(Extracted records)

· · · · ·

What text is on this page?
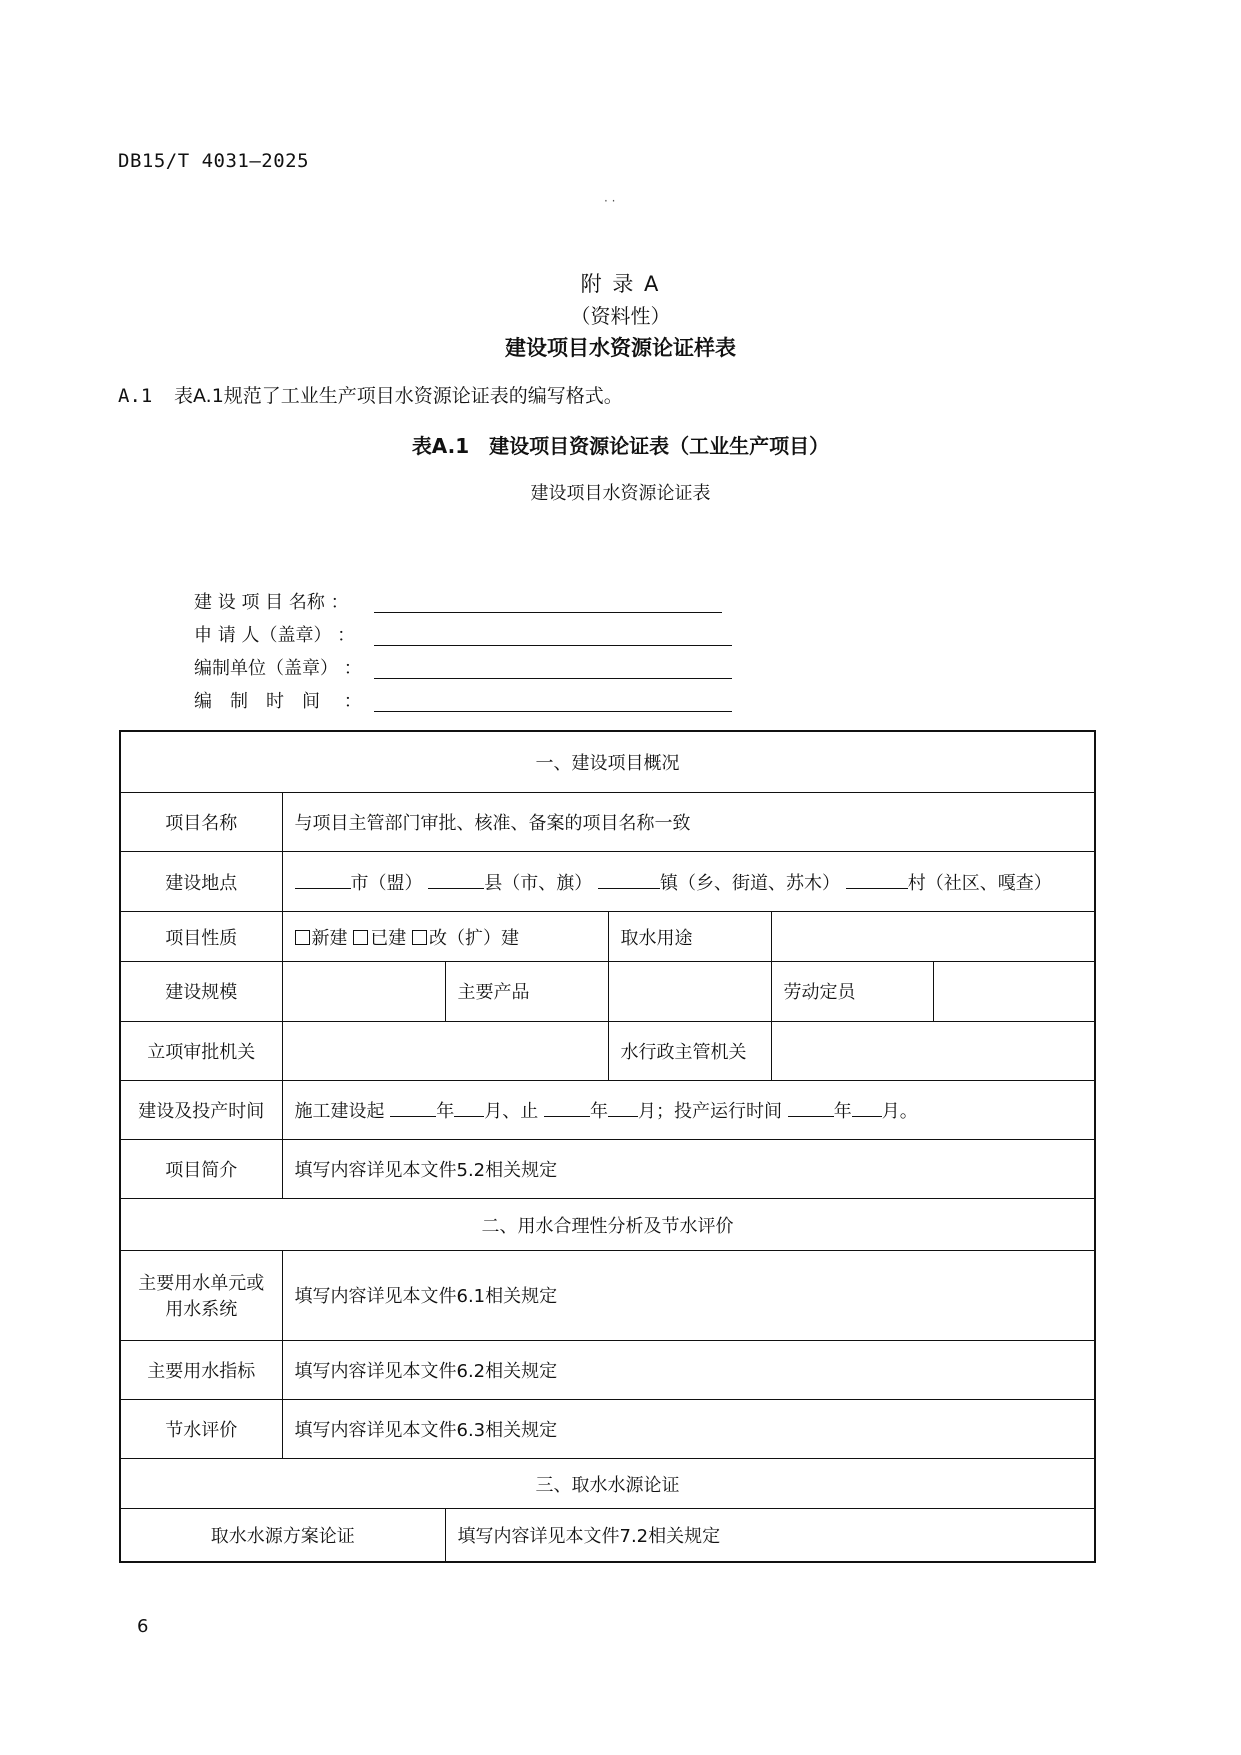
DB15/T 4031—2025
· ·
附 录 A
（资料性）
建设项目水资源论证样表
A.1 表A.1规范了工业生产项目水资源论证表的编写格式。
表A.1　建设项目资源论证表（工业生产项目）
建设项目水资源论证表
建 设 项 目 名称 ：
申 请 人（盖章） ：
编制单位（盖章） ：
编　制　时　间　 ：
一、建设项目概况					
项目名称	与项目主管部门审批、核准、备案的项目名称一致				
建设地点	市（盟） 县（市、旗） 镇（乡、街道、苏木） 村（社区、嘎查）				
项目性质	新建 已建 改（扩）建		取水用途		
建设规模		主要产品		劳动定员	
立项审批机关			水行政主管机关		
建设及投产时间	施工建设起 年 月、止 年 月；投产运行时间 年 月。				
项目简介	填写内容详见本文件5.2相关规定				
二、用水合理性分析及节水评价					

主要用水单元或
用水系统	填写内容详见本文件6.1相关规定				
主要用水指标	填写内容详见本文件6.2相关规定				
节水评价	填写内容详见本文件6.3相关规定				
三、取水水源论证					
取水水源方案论证		填写内容详见本文件7.2相关规定			
6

· · · · ·

Directive: Working from the material above, transcribe it exactly while omitting pictures.

Worked solution:
What text is on this page?
DB15/T 4031—2025
· ·
附 录 A
（资料性）
建设项目水资源论证样表
A.1 表A.1规范了工业生产项目水资源论证表的编写格式。
表A.1　建设项目资源论证表（工业生产项目）
建设项目水资源论证表
建 设 项 目 名称 ：
申 请 人（盖章） ：
编制单位（盖章） ：
编　制　时　间　 ：
一、建设项目概况					
项目名称	与项目主管部门审批、核准、备案的项目名称一致				
建设地点	市（盟） 县（市、旗） 镇（乡、街道、苏木） 村（社区、嘎查）				
项目性质	新建 已建 改（扩）建		取水用途		
建设规模		主要产品		劳动定员	
立项审批机关			水行政主管机关		
建设及投产时间	施工建设起 年 月、止 年 月；投产运行时间 年 月。				
项目简介	填写内容详见本文件5.2相关规定				
二、用水合理性分析及节水评价					

主要用水单元或
用水系统	填写内容详见本文件6.1相关规定				
主要用水指标	填写内容详见本文件6.2相关规定				
节水评价	填写内容详见本文件6.3相关规定				
三、取水水源论证					
取水水源方案论证		填写内容详见本文件7.2相关规定			
6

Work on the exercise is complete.